** start of Excerpted records **
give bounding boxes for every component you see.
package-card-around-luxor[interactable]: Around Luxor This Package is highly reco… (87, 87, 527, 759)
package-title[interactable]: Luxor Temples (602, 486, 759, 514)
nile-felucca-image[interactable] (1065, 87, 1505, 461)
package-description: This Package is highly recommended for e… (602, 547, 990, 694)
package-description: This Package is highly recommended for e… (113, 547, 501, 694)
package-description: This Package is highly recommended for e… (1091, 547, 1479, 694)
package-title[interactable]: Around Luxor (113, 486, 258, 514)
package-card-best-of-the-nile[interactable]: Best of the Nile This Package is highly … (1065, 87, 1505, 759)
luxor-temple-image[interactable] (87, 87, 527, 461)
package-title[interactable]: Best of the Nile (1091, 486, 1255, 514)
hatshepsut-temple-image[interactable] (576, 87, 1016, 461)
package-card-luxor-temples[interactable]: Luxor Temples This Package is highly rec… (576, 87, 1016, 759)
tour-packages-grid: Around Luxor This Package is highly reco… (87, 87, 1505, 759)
** end of Excerpted records **
To be done:
Arrange the lines above as a Markdown table with two columns, Row and Line. Number each line in the Row column and skip any blank lines.

Exercise result:
| Row | Line |
|---|---|
| 1 | give bounding boxes for every component you see. |
| 2 | package-card-around-luxor[interactable]: Around Luxor This Package is highly reco… (87, 87, 527, 759) |
| 3 | package-title[interactable]: Luxor Temples (602, 486, 759, 514) |
| 4 | nile-felucca-image[interactable] (1065, 87, 1505, 461) |
| 5 | package-description: This Package is highly recommended for e… (602, 547, 990, 694) |
| 6 | package-description: This Package is highly recommended for e… (113, 547, 501, 694) |
| 7 | package-description: This Package is highly recommended for e… (1091, 547, 1479, 694) |
| 8 | package-title[interactable]: Around Luxor (113, 486, 258, 514) |
| 9 | package-card-best-of-the-nile[interactable]: Best of the Nile This Package is highly … (1065, 87, 1505, 759) |
| 10 | luxor-temple-image[interactable] (87, 87, 527, 461) |
| 11 | package-title[interactable]: Best of the Nile (1091, 486, 1255, 514) |
| 12 | hatshepsut-temple-image[interactable] (576, 87, 1016, 461) |
| 13 | package-card-luxor-temples[interactable]: Luxor Temples This Package is highly rec… (576, 87, 1016, 759) |
| 14 | tour-packages-grid: Around Luxor This Package is highly reco… (87, 87, 1505, 759) |